=== Set exercise ===
The records below must be output exactly, without pictures.
::::
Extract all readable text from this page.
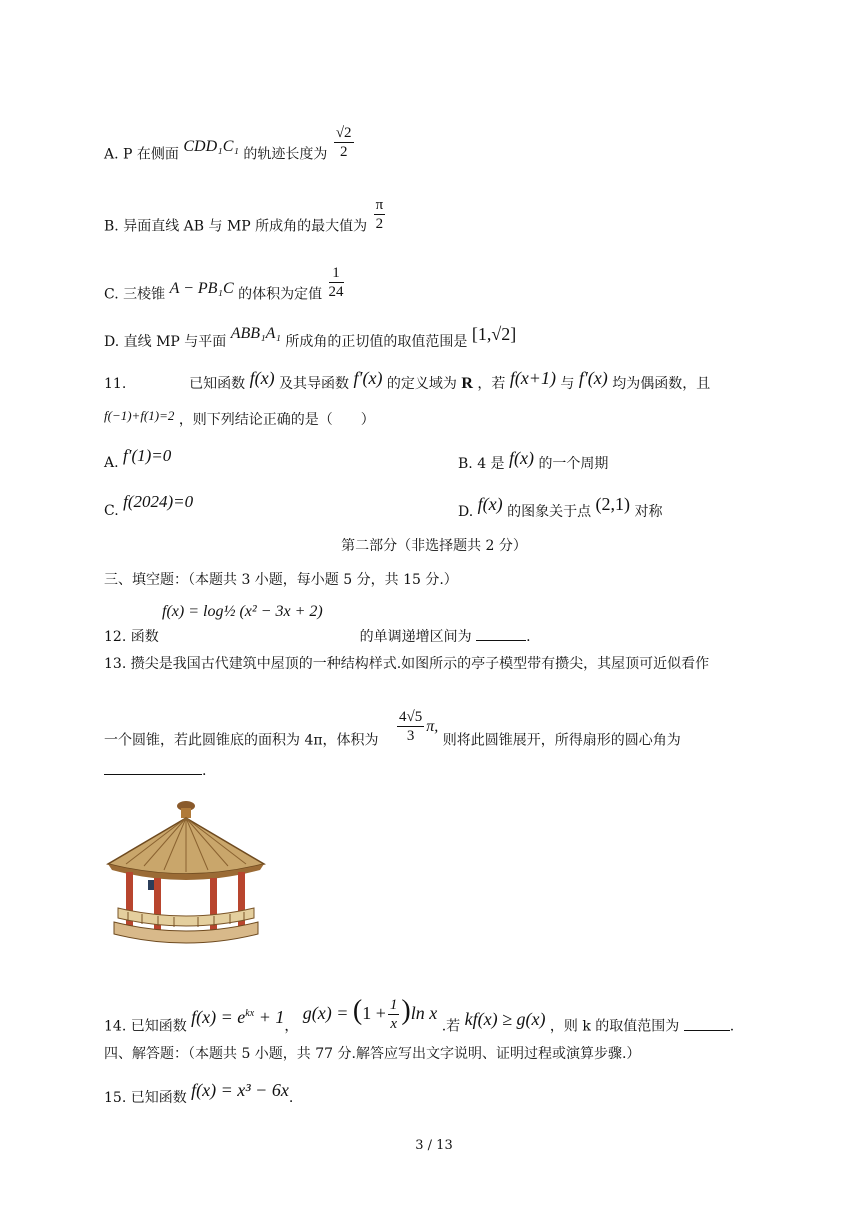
A. P 在侧面 CDD₁C₁ 的轨迹长度为 $\frac{√2}{2}$
B. 异面直线 AB 与 MP 所成角的最大值为 $\frac{\pi}{2}$
C. 三棱锥 A − PB₁C 的体积为定值 $\frac{1}{24}$
D. 直线 MP 与平面 ABB₁A₁ 所成角的正切值的取值范围是 [1,√2]
11.	已知函数 f(x) 及其导函数 f′(x) 的定义域为 R ，若 f(x+1) 与 f′(x) 均为偶函数，且
f(−1)+f(1)=2 ，则下列结论正确的是（　　）
A. f′(1)=0	B. 4 是 f(x) 的一个周期
C. f(2024)=0
D. f(x) 的图象关于点 (2,1) 对称
第二部分（非选择题共 2 分）
三、填空题：（本题共 3 小题，每小题 5 分，共 15 分.）
f(x) = log½ (x² − 3x + 2)
12. 函数	的单调递增区间为	.
13. 攒尖是我国古代建筑中屋顶的一种结构样式.如图所示的亭子模型带有攒尖，其屋顶可近似看作
一个圆锥，若此圆锥底的面积为 4π，体积为 $\frac{4√5}{3} \pi$, 则将此圆锥展开，所得扇形的圆心角为
.
14. 已知函数 $f(x) = e^{kx} + 1$， $g(x) = (1 + \frac{1}{x} )\ln$ x .若 kf(x) ≥ g(x) ，则 k 的取值范围为	.
四、解答题：（本题共 5 小题，共 77 分.解答应写出文字说明、证明过程或演算步骤.）
15. 已知函数 f(x) = x³ − 6x.
3 / 13
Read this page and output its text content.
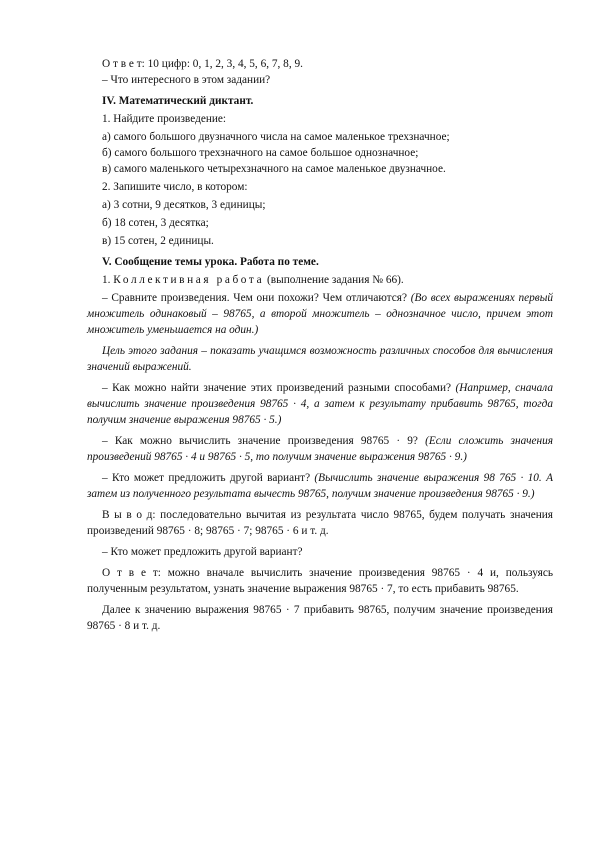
О т в е т: 10 цифр: 0, 1, 2, 3, 4, 5, 6, 7, 8, 9.

– Что интересного в этом задании?

IV. Математический диктант.

1. Найдите произведение:

а) самого большого двузначного числа на самое маленькое трехзначное;

б) самого большого трехзначного на самое большое однозначное;

в) самого маленького четырехзначного на самое маленькое двузначное.

2. Запишите число, в котором:

а) 3 сотни, 9 десятков, 3 единицы;

б) 18 сотен, 3 десятка;

в) 15 сотен, 2 единицы.

V. Сообщение темы урока. Работа по теме.

1. Коллективная работа (выполнение задания № 66).

– Сравните произведения. Чем они похожи? Чем отличаются? (Во всех выражениях первый множитель одинаковый – 98765, а второй множитель – однозначное число, причем этот множитель уменьшается на один.)

Цель этого задания – показать учащимся возможность различных способов для вычисления значений выражений.

– Как можно найти значение этих произведений разными способами? (Например, сначала вычислить значение произведения 98765 · 4, а затем к результату прибавить 98765, тогда получим значение выражения 98765 · 5.)

– Как можно вычислить значение произведения 98765 · 9? (Если сложить значения произведений 98765 · 4 и 98765 · 5, то получим значение выражения 98765 · 9.)

– Кто может предложить другой вариант? (Вычислить значение выражения 98 765 · 10. А затем из полученного результата вычесть 98765, получим значение произведения 98765 · 9.)

В ы в о д: последовательно вычитая из результата число 98765, будем получать значения произведений 98765 · 8; 98765 · 7; 98765 · 6 и т. д.

– Кто может предложить другой вариант?

О т в е т: можно вначале вычислить значение произведения 98765 · 4 и, пользуясь полученным результатом, узнать значение выражения 98765 · 7, то есть прибавить 98765.

Далее к значению выражения 98765 · 7 прибавить 98765, получим значение произведения 98765 · 8 и т. д.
::::
=== Written answer ===
Extract all readable text from this page.
A. P 在侧面 CDD₁C₁ 的轨迹长度为 $\frac{√2}{2}$
B. 异面直线 AB 与 MP 所成角的最大值为 $\frac{\pi}{2}$
C. 三棱锥 A − PB₁C 的体积为定值 $\frac{1}{24}$
D. 直线 MP 与平面 ABB₁A₁ 所成角的正切值的取值范围是 [1,√2]
11.	已知函数 f(x) 及其导函数 f′(x) 的定义域为 R ，若 f(x+1) 与 f′(x) 均为偶函数，且
f(−1)+f(1)=2 ，则下列结论正确的是（　　）
A. f′(1)=0	B. 4 是 f(x) 的一个周期
C. f(2024)=0
D. f(x) 的图象关于点 (2,1) 对称
第二部分（非选择题共 2 分）
三、填空题：（本题共 3 小题，每小题 5 分，共 15 分.）
f(x) = log½ (x² − 3x + 2)
12. 函数	的单调递增区间为	.
13. 攒尖是我国古代建筑中屋顶的一种结构样式.如图所示的亭子模型带有攒尖，其屋顶可近似看作
一个圆锥，若此圆锥底的面积为 4π，体积为 $\frac{4√5}{3} \pi$, 则将此圆锥展开，所得扇形的圆心角为
.
14. 已知函数 $f(x) = e^{kx} + 1$， $g(x) = (1 + \frac{1}{x} )\ln$ x .若 kf(x) ≥ g(x) ，则 k 的取值范围为	.
四、解答题：（本题共 5 小题，共 77 分.解答应写出文字说明、证明过程或演算步骤.）
15. 已知函数 f(x) = x³ − 6x.
3 / 13
Read this page and output its text content.
О т в е т: 10 цифр: 0, 1, 2, 3, 4, 5, 6, 7, 8, 9.

– Что интересного в этом задании?

IV. Математический диктант.

1. Найдите произведение:

а) самого большого двузначного числа на самое маленькое трехзначное;

б) самого большого трехзначного на самое большое однозначное;

в) самого маленького четырехзначного на самое маленькое двузначное.

2. Запишите число, в котором:

а) 3 сотни, 9 десятков, 3 единицы;

б) 18 сотен, 3 десятка;

в) 15 сотен, 2 единицы.

V. Сообщение темы урока. Работа по теме.

1. Коллективная работа (выполнение задания № 66).

– Сравните произведения. Чем они похожи? Чем отличаются? (Во всех выражениях первый множитель одинаковый – 98765, а второй множитель – однозначное число, причем этот множитель уменьшается на один.)

Цель этого задания – показать учащимся возможность различных способов для вычисления значений выражений.

– Как можно найти значение этих произведений разными способами? (Например, сначала вычислить значение произведения 98765 · 4, а затем к результату прибавить 98765, тогда получим значение выражения 98765 · 5.)

– Как можно вычислить значение произведения 98765 · 9? (Если сложить значения произведений 98765 · 4 и 98765 · 5, то получим значение выражения 98765 · 9.)

– Кто может предложить другой вариант? (Вычислить значение выражения 98 765 · 10. А затем из полученного результата вычесть 98765, получим значение произведения 98765 · 9.)

В ы в о д: последовательно вычитая из результата число 98765, будем получать значения произведений 98765 · 8; 98765 · 7; 98765 · 6 и т. д.

– Кто может предложить другой вариант?

О т в е т: можно вначале вычислить значение произведения 98765 · 4 и, пользуясь полученным результатом, узнать значение выражения 98765 · 7, то есть прибавить 98765.

Далее к значению выражения 98765 · 7 прибавить 98765, получим значение произведения 98765 · 8 и т. д.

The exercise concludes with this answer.